» Page extract:
════

Alva Regional Airport  is a city-owned, public-use airport located two nautical miles (4 km) south of the central business district of Alva, a city in Woods County, Oklahoma, United States. It is included in the National Plan of Integrated Airport Systems for 2011–2015, which categorized it as a general aviation facility.

Although most U.S. airports use the same three-letter location identifier for the FAA and IATA, this airport is assigned AVK by the FAA, but has no designation from the IATA (which assigned AVK to Arvaikheer Airport in Arvaikheer, Mongolia).

Facilities and aircraft 
Alva Regional Airport covers an area of 650 acres (263 ha) at an elevation of 1,474 feet (449 m) above mean sea level. It has two runways: 18/36 is 4,999 by 75 feet (1,524 x 23 m) with a concrete surface and 8/26 is 1,300 by 170 foot (396 x 52 m) turf runway.

════

» Information provided:
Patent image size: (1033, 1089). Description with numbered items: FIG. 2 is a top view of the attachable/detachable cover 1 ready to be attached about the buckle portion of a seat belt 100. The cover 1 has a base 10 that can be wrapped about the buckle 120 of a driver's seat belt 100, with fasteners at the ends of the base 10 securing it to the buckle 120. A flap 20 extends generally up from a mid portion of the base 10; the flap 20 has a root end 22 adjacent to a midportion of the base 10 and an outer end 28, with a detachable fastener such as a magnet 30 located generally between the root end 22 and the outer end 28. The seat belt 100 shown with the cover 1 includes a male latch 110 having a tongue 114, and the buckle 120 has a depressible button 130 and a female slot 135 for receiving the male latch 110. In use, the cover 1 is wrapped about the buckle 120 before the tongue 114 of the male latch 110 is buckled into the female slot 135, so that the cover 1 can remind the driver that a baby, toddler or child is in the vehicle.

════

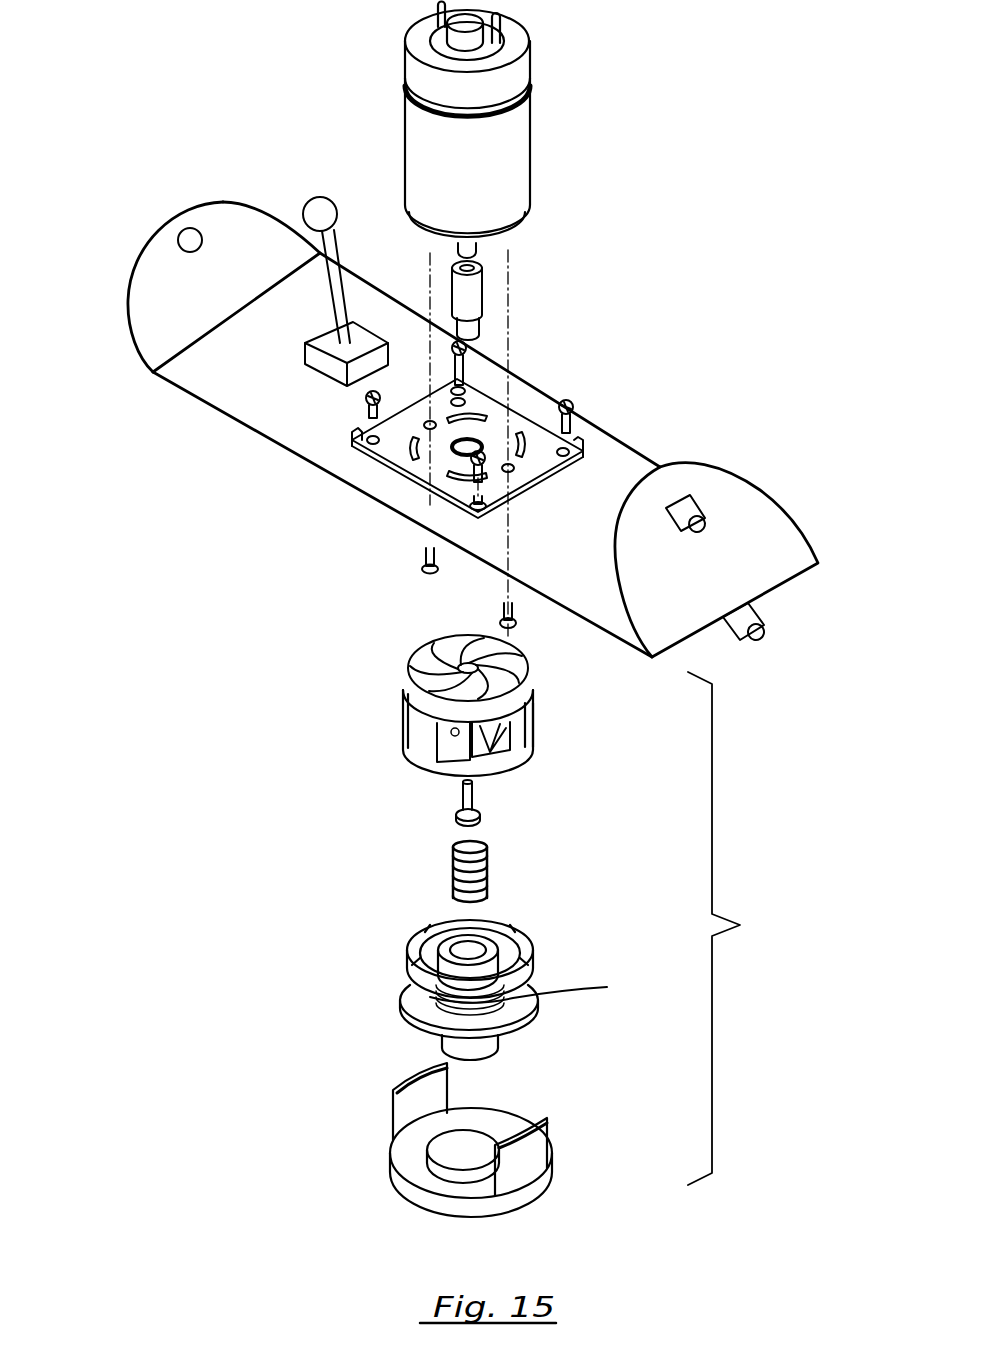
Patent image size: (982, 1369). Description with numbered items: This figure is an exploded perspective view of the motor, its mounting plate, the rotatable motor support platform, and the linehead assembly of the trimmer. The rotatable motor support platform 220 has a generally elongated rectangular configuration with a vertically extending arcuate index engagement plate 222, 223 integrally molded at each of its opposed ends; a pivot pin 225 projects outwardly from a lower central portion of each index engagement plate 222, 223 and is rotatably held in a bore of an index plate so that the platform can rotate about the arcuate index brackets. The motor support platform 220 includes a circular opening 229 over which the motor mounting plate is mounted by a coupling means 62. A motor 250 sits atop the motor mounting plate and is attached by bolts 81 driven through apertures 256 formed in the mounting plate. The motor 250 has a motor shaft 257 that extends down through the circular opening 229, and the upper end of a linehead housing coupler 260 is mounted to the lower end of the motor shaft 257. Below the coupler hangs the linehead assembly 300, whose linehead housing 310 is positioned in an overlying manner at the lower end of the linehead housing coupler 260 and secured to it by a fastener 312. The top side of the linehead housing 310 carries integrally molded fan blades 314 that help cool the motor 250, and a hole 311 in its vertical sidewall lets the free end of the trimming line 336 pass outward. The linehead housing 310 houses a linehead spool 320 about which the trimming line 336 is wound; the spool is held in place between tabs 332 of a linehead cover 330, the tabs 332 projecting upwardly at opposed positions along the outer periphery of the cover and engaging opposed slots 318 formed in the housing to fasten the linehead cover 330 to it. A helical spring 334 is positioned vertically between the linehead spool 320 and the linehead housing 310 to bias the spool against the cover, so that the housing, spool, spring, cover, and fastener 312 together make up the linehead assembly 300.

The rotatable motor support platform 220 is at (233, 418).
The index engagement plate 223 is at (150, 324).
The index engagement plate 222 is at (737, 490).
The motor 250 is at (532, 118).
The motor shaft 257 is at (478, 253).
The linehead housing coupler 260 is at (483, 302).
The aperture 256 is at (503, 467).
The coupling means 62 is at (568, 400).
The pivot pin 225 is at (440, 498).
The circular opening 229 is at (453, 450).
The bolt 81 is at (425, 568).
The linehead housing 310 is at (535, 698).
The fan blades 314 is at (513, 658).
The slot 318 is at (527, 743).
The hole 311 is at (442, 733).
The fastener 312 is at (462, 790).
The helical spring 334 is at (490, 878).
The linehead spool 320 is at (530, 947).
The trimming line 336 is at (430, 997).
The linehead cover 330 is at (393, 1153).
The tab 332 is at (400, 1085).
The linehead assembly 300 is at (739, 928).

════

» Written tasks:
**A)** In the airport article, which identifier does the FAA assign to Alva Regional Airport?
**B)** Please reproduce the stretch of the airport article from "Facilities and aircraft" through "m) turf runway.".

» Solution set:
**A)** AVK

**B)**
Facilities and aircraft 
Alva Regional Airport covers an area of 650 acres (263 ha) at an elevation of 1,474 feet (449 m) above mean sea level. It has two runways: 18/36 is 4,999 by 75 feet (1,524 x 23 m) with a concrete surface and 8/26 is 1,300 by 170 foot (396 x 52 m) turf runway.